## Records for the exercise
§

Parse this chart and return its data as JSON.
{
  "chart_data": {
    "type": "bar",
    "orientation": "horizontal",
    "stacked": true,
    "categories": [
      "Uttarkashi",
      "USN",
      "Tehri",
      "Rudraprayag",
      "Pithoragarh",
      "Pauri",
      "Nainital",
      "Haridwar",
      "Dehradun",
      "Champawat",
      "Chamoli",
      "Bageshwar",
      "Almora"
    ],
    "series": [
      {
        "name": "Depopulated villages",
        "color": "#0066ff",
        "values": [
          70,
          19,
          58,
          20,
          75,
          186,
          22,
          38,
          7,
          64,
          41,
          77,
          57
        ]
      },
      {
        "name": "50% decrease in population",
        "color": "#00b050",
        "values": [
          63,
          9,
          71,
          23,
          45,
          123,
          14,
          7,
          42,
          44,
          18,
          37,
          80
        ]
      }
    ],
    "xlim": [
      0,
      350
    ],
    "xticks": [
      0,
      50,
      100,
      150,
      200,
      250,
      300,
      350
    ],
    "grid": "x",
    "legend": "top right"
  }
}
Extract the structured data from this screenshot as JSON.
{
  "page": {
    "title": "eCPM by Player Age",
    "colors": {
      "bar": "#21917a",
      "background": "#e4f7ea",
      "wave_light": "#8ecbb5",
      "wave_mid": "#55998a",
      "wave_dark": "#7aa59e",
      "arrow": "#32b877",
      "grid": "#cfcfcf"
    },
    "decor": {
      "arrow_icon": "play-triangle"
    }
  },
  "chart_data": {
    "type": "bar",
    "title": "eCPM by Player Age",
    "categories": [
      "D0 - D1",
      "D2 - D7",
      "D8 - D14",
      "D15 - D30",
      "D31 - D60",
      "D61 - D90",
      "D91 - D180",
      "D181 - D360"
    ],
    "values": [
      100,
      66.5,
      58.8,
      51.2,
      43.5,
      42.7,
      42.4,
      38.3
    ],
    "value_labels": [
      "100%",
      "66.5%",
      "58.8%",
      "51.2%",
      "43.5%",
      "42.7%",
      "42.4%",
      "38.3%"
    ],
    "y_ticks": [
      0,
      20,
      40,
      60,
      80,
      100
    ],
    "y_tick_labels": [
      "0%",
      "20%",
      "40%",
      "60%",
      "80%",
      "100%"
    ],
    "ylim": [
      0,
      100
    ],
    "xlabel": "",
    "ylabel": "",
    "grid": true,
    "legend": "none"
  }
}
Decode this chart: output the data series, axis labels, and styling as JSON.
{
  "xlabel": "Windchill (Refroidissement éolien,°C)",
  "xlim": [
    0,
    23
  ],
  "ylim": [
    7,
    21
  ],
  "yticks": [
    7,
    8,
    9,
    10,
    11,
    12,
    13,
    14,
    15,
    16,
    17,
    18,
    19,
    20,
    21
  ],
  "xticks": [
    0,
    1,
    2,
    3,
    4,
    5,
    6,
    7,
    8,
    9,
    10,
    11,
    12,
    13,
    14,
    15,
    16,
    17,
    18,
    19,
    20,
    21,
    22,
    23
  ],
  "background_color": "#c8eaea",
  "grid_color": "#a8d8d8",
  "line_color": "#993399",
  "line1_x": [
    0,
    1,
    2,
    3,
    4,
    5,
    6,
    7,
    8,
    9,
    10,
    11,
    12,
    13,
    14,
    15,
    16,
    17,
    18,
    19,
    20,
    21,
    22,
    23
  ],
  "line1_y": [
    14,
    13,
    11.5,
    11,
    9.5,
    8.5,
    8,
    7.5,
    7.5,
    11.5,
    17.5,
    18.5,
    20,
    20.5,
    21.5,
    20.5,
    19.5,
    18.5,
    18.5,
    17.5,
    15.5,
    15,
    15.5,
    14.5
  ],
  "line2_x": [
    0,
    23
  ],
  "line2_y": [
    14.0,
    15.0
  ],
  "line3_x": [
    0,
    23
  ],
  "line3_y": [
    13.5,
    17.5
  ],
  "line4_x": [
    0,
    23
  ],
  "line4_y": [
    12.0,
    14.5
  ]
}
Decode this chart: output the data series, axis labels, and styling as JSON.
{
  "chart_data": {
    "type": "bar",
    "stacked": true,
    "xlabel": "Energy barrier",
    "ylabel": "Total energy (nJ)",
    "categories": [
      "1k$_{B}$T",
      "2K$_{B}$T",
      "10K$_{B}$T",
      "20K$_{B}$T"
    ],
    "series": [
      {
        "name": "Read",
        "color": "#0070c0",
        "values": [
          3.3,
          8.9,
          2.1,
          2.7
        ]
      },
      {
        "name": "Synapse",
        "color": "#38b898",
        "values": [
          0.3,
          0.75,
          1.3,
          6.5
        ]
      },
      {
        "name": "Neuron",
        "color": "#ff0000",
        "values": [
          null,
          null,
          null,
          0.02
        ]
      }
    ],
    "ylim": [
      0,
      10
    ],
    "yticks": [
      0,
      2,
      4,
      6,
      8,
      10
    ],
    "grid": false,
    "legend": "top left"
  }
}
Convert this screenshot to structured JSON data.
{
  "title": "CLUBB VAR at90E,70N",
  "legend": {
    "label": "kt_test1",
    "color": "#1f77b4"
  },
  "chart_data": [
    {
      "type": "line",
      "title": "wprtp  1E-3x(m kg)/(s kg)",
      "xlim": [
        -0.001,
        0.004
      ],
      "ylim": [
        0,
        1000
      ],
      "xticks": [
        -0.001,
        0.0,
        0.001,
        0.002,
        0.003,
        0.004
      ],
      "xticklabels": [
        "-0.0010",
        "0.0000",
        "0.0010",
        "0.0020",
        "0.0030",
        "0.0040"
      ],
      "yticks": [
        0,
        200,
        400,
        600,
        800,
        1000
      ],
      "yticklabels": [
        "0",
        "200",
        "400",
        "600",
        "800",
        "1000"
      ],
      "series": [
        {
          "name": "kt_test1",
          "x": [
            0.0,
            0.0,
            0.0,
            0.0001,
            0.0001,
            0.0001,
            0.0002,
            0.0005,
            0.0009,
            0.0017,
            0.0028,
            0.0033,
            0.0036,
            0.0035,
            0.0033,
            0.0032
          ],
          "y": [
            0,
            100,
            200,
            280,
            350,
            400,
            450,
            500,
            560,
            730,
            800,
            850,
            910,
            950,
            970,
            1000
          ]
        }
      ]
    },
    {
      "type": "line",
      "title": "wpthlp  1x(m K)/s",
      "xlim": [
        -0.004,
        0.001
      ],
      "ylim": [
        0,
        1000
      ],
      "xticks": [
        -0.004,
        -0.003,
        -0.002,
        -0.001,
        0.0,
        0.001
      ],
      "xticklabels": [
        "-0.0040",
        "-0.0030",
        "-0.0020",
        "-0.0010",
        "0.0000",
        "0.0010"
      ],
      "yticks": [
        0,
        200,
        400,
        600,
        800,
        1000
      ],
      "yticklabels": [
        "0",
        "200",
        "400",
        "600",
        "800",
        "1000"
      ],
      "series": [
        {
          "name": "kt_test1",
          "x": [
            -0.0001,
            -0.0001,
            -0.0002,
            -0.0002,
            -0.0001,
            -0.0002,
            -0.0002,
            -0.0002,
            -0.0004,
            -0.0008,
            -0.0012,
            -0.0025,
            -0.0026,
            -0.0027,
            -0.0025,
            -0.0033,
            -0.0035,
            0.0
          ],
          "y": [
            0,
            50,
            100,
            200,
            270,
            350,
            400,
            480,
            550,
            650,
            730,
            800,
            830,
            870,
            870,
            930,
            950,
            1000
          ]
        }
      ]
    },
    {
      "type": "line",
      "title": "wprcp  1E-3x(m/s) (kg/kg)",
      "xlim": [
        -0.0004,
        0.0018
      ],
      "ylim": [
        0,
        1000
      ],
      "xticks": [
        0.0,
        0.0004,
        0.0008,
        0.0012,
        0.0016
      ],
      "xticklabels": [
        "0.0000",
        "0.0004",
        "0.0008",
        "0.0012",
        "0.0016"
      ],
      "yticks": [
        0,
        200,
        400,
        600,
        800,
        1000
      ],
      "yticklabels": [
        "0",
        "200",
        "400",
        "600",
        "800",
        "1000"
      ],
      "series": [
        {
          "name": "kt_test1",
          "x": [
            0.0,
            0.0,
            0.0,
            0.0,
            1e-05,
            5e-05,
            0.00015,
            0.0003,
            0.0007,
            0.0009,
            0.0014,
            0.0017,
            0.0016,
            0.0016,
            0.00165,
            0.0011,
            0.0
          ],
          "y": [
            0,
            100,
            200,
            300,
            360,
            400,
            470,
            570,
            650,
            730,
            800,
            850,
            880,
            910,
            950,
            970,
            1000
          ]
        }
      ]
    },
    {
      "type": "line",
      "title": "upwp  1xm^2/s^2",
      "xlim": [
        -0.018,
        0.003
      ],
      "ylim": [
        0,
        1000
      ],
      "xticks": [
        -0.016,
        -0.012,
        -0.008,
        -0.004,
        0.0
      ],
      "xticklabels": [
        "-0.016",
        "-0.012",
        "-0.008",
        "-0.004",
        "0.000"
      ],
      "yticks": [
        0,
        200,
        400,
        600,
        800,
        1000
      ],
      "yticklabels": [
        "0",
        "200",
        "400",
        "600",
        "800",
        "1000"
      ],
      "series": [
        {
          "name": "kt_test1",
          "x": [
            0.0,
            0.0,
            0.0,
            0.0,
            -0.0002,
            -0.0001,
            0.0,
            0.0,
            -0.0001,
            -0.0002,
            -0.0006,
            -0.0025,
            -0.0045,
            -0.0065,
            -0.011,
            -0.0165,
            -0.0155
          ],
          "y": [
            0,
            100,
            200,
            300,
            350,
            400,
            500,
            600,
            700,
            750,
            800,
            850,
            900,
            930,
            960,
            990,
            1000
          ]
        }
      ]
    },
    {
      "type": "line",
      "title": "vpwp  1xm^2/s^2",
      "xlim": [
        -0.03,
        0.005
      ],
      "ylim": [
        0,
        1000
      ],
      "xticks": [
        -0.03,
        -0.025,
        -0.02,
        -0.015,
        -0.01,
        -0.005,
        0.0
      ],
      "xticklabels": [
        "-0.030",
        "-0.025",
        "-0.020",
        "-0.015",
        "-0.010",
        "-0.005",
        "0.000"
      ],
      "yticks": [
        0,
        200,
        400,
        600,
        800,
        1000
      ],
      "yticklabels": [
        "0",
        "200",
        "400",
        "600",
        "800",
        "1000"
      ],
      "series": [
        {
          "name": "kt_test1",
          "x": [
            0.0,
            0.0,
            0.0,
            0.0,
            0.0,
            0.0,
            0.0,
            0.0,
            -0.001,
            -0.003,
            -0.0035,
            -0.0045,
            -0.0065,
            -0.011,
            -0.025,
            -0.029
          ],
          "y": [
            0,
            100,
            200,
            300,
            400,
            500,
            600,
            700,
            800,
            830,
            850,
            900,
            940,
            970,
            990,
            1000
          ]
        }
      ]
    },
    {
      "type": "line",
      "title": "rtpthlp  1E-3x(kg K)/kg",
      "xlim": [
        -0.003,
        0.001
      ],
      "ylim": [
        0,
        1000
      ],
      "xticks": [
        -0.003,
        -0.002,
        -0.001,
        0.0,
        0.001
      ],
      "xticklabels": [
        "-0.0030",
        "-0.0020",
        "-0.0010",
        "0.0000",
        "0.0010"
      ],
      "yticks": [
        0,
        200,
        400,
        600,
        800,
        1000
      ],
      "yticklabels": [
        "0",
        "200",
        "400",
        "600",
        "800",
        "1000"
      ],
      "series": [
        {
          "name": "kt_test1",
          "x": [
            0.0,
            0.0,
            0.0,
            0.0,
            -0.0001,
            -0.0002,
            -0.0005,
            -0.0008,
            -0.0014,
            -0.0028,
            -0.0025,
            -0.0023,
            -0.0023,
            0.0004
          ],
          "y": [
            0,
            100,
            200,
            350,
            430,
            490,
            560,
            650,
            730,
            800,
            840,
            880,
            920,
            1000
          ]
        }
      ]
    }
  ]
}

§

## Task instructions
Among the entries above, identify all lines with "JSON" and copy them.

## In response
Parse this chart and return its data as JSON.
Extract the structured data from this screenshot as JSON.
Decode this chart: output the data series, axis labels, and styling as JSON.
Decode this chart: output the data series, axis labels, and styling as JSON.
Convert this screenshot to structured JSON data.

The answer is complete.